**Directions**. Return all lines from the listing below in which the string "bacteria" occurs.

————

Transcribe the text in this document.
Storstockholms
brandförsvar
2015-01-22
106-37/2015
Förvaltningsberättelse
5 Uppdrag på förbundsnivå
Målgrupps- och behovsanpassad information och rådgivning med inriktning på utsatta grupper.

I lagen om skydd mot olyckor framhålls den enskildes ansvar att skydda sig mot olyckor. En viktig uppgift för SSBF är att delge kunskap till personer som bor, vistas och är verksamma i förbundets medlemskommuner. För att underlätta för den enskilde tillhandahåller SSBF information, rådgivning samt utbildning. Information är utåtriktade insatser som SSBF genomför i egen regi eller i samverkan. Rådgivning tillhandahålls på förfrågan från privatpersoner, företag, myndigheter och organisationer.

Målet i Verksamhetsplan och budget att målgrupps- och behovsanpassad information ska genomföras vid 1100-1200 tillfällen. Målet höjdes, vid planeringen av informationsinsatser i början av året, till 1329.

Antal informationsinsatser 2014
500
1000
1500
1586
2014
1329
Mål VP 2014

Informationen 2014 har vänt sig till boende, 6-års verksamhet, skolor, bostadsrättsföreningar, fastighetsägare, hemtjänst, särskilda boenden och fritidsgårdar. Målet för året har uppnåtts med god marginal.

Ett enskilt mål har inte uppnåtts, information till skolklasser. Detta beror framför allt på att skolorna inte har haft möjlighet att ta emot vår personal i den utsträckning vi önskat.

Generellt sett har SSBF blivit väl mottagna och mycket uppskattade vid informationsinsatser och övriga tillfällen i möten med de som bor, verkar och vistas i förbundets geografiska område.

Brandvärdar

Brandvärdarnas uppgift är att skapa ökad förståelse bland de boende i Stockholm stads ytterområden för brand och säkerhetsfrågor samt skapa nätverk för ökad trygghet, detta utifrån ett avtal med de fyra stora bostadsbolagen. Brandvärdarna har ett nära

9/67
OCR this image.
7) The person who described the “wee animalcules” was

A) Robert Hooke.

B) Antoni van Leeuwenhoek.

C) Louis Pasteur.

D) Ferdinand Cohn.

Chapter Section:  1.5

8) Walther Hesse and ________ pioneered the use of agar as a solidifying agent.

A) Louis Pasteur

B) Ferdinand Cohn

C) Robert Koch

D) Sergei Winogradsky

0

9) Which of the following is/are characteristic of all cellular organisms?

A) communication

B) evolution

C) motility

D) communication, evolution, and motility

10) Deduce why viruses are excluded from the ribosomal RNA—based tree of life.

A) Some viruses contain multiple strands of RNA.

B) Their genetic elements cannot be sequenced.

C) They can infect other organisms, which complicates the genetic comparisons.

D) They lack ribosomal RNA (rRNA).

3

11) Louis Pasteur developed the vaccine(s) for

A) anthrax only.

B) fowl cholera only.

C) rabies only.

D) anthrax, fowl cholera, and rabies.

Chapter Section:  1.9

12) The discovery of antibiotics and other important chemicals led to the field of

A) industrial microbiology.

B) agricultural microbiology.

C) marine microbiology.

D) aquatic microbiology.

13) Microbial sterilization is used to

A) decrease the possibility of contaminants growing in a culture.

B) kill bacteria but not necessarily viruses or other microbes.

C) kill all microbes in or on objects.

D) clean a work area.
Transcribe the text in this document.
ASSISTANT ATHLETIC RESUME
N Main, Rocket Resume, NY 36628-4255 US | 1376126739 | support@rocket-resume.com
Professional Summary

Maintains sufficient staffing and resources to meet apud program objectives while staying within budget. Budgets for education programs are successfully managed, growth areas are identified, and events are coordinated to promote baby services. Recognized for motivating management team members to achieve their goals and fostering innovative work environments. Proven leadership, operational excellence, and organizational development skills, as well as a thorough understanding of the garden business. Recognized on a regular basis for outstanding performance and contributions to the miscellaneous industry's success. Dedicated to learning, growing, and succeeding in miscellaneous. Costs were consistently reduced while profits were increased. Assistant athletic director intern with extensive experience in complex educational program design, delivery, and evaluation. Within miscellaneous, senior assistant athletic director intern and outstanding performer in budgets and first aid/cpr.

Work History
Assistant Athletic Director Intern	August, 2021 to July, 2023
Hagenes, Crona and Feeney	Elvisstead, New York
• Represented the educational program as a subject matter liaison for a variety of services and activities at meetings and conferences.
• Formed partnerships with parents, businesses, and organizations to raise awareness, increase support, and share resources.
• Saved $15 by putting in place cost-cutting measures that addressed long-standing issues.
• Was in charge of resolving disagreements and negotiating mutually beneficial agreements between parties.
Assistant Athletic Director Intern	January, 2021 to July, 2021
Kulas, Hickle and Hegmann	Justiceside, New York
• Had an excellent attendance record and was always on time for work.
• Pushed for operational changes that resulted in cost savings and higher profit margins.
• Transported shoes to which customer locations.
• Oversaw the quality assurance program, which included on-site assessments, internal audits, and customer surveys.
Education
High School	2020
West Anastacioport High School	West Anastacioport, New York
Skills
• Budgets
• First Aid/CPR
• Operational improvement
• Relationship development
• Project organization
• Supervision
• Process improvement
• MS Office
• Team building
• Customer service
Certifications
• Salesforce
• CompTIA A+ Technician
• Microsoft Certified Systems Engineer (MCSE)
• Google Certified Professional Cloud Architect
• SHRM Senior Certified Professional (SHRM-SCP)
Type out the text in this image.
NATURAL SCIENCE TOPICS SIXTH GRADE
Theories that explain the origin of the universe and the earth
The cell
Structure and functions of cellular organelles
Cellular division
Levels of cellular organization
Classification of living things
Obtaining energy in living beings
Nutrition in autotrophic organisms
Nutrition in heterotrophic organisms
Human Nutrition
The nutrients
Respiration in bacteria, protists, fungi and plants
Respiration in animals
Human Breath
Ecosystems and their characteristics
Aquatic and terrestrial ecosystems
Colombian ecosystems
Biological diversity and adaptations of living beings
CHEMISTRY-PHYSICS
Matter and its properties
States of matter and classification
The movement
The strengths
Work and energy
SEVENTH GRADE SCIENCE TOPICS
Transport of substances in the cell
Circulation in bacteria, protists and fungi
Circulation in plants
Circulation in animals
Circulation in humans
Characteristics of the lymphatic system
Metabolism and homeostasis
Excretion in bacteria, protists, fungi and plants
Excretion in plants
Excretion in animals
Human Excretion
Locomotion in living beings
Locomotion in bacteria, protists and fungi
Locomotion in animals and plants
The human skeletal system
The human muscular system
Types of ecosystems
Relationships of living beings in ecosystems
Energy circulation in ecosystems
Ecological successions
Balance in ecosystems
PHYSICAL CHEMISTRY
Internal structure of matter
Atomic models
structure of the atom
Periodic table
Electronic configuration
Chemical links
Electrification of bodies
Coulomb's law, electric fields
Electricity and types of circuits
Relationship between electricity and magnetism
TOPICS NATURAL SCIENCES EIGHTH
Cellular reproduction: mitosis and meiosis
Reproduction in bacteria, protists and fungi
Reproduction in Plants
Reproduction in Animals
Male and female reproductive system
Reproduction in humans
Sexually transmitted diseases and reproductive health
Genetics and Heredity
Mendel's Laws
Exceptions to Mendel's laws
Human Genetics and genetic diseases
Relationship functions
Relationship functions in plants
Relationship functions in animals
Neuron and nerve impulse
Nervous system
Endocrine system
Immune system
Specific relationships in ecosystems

————

**Solution to this problem**.
B) kill bacteria but not necessarily viruses or other microbes.
Respiration in bacteria, protists, fungi and plants
Circulation in bacteria, protists and fungi
Excretion in bacteria, protists, fungi and plants
Locomotion in bacteria, protists and fungi
Reproduction in bacteria, protists and fungi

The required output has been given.